Records from a data source:
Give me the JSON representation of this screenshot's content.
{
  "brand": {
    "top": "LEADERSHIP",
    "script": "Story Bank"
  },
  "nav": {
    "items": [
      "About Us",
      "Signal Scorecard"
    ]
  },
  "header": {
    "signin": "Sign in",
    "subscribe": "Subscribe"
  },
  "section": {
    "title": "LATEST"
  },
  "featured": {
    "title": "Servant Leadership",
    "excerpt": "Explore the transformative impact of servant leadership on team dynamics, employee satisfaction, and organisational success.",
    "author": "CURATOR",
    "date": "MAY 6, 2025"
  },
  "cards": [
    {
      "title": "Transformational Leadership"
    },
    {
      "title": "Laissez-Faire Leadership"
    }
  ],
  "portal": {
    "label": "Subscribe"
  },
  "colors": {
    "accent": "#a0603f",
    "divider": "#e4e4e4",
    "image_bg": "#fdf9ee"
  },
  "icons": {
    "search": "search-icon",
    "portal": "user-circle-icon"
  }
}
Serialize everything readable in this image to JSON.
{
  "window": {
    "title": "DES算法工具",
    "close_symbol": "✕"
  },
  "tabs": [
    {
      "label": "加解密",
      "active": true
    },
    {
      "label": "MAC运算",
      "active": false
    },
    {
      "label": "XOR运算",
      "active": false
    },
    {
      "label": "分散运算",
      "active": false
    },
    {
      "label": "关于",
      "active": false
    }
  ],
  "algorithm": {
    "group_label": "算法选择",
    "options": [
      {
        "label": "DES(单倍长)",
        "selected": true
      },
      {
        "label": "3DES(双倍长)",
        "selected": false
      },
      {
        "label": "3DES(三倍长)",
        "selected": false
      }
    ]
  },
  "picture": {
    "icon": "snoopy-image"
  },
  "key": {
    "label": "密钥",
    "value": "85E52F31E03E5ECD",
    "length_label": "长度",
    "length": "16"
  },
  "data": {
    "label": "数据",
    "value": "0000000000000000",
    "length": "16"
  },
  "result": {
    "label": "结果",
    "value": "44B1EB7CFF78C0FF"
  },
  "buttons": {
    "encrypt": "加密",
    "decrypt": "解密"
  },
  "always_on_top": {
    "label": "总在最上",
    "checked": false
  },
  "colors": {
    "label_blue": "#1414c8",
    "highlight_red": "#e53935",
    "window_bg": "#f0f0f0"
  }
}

## [Exercise objective]
Extract each entry in full and write it down exactly.

## [Answer for this exercise]
Give me the JSON representation of this screenshot's content.
{
  "brand": {
    "top": "LEADERSHIP",
    "script": "Story Bank"
  },
  "nav": {
    "items": [
      "About Us",
      "Signal Scorecard"
    ]
  },
  "header": {
    "signin": "Sign in",
    "subscribe": "Subscribe"
  },
  "section": {
    "title": "LATEST"
  },
  "featured": {
    "title": "Servant Leadership",
    "excerpt": "Explore the transformative impact of servant leadership on team dynamics, employee satisfaction, and organisational success.",
    "author": "CURATOR",
    "date": "MAY 6, 2025"
  },
  "cards": [
    {
      "title": "Transformational Leadership"
    },
    {
      "title": "Laissez-Faire Leadership"
    }
  ],
  "portal": {
    "label": "Subscribe"
  },
  "colors": {
    "accent": "#a0603f",
    "divider": "#e4e4e4",
    "image_bg": "#fdf9ee"
  },
  "icons": {
    "search": "search-icon",
    "portal": "user-circle-icon"
  }
}
Serialize everything readable in this image to JSON.
{
  "window": {
    "title": "DES算法工具",
    "close_symbol": "✕"
  },
  "tabs": [
    {
      "label": "加解密",
      "active": true
    },
    {
      "label": "MAC运算",
      "active": false
    },
    {
      "label": "XOR运算",
      "active": false
    },
    {
      "label": "分散运算",
      "active": false
    },
    {
      "label": "关于",
      "active": false
    }
  ],
  "algorithm": {
    "group_label": "算法选择",
    "options": [
      {
        "label": "DES(单倍长)",
        "selected": true
      },
      {
        "label": "3DES(双倍长)",
        "selected": false
      },
      {
        "label": "3DES(三倍长)",
        "selected": false
      }
    ]
  },
  "picture": {
    "icon": "snoopy-image"
  },
  "key": {
    "label": "密钥",
    "value": "85E52F31E03E5ECD",
    "length_label": "长度",
    "length": "16"
  },
  "data": {
    "label": "数据",
    "value": "0000000000000000",
    "length": "16"
  },
  "result": {
    "label": "结果",
    "value": "44B1EB7CFF78C0FF"
  },
  "buttons": {
    "encrypt": "加密",
    "decrypt": "解密"
  },
  "always_on_top": {
    "label": "总在最上",
    "checked": false
  },
  "colors": {
    "label_blue": "#1414c8",
    "highlight_red": "#e53935",
    "window_bg": "#f0f0f0"
  }
}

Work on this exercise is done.